What to produce -> Provide the count of lines that hold "блока" and no other output.

** Start of Available data **

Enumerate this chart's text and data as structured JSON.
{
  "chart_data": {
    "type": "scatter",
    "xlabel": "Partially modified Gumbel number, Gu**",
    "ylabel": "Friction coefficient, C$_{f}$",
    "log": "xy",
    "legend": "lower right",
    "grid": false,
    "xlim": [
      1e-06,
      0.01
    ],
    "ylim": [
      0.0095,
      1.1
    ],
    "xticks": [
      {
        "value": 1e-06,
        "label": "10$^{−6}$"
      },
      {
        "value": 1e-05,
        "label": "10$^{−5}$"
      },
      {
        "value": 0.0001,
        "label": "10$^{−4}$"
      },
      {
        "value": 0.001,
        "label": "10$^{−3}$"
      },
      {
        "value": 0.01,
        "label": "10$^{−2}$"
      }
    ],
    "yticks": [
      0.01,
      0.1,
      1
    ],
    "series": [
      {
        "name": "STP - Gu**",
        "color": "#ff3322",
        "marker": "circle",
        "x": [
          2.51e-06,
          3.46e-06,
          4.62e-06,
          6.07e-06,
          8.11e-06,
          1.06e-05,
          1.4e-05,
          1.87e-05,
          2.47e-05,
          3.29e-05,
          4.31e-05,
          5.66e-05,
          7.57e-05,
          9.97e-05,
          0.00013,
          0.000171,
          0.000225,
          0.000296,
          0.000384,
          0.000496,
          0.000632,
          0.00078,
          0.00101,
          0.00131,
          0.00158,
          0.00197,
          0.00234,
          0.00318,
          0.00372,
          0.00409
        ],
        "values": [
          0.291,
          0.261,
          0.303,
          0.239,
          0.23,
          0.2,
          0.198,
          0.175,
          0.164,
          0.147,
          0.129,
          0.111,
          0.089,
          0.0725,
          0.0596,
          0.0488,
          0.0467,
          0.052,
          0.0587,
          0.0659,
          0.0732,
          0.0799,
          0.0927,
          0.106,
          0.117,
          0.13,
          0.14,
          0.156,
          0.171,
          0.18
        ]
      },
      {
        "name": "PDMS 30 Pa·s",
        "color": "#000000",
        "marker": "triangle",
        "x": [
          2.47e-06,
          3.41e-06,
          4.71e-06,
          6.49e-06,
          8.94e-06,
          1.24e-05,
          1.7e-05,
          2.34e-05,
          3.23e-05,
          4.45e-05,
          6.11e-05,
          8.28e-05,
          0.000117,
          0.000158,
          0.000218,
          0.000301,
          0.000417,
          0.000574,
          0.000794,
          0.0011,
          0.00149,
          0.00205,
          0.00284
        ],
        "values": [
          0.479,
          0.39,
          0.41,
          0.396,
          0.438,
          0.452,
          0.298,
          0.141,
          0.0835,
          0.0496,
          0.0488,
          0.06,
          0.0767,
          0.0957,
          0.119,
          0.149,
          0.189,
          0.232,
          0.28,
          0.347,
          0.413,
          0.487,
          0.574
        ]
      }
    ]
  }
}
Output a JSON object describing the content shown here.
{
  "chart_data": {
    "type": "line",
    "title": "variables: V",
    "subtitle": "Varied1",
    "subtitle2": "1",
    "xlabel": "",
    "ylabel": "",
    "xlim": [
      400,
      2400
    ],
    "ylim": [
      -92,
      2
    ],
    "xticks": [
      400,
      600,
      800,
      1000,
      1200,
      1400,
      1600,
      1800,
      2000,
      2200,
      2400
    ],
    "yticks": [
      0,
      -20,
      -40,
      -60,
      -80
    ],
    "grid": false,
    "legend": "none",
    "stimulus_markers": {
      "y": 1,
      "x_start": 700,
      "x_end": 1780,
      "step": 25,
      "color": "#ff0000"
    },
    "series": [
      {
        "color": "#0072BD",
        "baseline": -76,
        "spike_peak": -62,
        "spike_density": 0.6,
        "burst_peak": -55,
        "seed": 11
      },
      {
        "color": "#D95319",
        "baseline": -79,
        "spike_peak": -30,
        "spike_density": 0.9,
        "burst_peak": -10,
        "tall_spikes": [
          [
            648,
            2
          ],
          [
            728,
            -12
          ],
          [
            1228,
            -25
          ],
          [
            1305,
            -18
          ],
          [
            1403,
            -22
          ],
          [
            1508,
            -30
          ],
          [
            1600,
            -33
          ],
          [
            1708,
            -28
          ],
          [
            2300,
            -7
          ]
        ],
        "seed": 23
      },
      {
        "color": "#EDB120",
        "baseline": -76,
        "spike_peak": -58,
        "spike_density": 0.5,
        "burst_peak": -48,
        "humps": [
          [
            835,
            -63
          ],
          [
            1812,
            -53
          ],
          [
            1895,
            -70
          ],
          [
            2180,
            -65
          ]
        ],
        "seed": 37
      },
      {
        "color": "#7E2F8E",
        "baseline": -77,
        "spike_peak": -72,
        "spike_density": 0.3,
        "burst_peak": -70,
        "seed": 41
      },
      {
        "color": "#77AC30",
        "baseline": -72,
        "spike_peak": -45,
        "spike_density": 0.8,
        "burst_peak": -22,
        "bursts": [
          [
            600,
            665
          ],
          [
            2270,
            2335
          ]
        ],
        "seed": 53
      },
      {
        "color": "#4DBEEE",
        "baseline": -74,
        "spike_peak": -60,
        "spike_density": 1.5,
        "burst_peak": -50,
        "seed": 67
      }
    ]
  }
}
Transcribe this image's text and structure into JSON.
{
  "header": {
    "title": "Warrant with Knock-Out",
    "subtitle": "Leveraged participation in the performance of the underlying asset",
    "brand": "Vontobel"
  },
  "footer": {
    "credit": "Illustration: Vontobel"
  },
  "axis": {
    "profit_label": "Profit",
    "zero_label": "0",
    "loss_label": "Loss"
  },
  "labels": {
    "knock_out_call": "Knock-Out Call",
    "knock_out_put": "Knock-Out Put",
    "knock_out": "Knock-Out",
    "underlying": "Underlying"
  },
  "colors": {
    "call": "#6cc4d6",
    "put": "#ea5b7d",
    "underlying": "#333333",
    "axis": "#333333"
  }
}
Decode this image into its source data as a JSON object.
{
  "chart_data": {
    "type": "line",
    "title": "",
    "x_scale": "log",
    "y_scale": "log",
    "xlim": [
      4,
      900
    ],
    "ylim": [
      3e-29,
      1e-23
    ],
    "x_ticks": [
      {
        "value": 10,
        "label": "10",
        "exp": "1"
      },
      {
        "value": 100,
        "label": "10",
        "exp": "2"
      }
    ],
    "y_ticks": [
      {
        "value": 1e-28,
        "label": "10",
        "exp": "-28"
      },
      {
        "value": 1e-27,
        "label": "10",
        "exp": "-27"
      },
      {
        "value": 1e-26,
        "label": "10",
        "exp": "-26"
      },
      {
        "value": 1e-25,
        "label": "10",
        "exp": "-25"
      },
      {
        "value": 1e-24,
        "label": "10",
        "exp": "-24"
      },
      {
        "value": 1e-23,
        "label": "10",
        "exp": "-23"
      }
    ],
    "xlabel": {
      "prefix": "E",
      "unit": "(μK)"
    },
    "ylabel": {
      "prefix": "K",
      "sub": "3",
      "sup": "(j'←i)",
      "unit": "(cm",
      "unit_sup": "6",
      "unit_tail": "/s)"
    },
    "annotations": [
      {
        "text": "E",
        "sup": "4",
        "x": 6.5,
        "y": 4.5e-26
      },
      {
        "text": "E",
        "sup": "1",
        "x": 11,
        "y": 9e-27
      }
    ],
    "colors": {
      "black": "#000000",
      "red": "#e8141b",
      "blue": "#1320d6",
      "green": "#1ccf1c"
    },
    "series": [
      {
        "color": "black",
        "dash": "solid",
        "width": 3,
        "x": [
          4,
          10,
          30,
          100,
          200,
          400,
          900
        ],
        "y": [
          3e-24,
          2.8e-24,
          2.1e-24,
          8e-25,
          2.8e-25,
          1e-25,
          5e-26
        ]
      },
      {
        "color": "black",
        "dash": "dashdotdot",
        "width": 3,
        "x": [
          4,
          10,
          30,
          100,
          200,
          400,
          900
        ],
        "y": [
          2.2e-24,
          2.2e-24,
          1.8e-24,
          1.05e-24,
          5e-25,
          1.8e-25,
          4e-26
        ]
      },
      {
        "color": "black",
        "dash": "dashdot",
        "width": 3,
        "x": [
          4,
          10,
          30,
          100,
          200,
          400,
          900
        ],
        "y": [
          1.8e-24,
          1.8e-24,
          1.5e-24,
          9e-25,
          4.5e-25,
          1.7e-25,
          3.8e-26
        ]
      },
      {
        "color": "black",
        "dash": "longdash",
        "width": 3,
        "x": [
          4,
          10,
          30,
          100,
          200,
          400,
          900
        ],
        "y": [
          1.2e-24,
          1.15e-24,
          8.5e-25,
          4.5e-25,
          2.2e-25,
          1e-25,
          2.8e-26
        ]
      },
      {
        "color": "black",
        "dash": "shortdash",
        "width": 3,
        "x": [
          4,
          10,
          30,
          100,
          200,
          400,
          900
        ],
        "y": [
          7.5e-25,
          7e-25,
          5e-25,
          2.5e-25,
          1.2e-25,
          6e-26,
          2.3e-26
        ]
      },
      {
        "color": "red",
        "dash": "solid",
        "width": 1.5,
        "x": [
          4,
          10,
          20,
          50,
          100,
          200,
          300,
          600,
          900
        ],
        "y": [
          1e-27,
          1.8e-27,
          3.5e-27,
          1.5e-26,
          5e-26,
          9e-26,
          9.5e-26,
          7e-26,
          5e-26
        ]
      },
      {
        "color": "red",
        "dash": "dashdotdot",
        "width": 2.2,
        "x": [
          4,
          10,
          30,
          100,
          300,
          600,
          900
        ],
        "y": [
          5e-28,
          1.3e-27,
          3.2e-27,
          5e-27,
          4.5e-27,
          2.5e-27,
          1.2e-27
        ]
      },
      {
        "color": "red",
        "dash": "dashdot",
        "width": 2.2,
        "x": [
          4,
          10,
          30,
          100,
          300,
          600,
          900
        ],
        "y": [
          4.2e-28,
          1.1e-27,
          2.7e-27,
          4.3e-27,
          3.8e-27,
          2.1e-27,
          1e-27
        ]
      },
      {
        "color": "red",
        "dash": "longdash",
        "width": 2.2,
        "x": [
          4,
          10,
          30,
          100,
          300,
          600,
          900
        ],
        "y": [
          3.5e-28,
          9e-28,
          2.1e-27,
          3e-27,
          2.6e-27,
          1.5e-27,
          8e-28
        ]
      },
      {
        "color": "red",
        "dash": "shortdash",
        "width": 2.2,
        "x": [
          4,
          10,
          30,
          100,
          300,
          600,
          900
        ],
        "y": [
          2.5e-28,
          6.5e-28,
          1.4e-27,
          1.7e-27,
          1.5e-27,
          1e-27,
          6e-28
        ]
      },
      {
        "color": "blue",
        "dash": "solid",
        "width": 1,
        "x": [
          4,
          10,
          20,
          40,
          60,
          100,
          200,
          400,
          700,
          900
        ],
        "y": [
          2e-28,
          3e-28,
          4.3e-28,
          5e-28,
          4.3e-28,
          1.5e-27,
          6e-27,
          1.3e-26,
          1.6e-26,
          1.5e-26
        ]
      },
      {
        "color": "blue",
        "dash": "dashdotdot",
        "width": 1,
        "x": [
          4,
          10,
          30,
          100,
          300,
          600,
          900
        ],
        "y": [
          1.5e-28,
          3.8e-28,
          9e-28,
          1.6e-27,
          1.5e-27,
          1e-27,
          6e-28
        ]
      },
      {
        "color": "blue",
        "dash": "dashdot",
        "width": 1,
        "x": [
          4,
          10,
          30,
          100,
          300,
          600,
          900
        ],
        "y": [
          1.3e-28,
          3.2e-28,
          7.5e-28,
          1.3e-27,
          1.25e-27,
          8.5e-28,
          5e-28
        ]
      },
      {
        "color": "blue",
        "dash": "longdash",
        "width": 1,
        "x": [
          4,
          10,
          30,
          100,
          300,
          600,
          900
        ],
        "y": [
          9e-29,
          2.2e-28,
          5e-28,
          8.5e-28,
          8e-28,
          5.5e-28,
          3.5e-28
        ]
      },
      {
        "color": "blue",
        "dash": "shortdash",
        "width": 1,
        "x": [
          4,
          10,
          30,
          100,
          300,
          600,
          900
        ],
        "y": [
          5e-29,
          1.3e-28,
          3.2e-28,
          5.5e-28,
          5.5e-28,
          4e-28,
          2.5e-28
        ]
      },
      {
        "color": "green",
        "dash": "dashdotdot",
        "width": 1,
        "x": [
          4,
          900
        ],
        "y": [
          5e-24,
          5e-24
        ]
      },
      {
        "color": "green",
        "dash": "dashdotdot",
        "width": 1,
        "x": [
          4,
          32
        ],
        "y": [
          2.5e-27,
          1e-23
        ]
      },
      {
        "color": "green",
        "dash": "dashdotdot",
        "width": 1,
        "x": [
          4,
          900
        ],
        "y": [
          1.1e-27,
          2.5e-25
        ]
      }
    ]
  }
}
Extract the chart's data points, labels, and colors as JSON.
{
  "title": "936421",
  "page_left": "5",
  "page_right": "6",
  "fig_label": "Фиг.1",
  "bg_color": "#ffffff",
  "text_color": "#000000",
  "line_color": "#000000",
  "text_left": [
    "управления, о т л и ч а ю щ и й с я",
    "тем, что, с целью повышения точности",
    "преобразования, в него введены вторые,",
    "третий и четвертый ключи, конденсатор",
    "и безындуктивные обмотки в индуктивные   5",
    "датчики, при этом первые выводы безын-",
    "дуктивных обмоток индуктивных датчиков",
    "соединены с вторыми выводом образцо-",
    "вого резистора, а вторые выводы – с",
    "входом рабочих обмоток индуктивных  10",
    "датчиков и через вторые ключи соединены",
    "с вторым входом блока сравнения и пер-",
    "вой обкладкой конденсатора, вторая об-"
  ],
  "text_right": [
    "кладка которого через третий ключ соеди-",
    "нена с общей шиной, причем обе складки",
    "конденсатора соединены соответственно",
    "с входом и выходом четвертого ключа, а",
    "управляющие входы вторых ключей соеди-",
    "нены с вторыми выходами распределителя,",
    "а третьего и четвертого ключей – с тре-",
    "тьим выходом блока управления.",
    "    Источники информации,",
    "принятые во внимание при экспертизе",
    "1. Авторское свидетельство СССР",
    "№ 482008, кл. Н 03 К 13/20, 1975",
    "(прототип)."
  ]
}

** End of Available data **

Result -> 2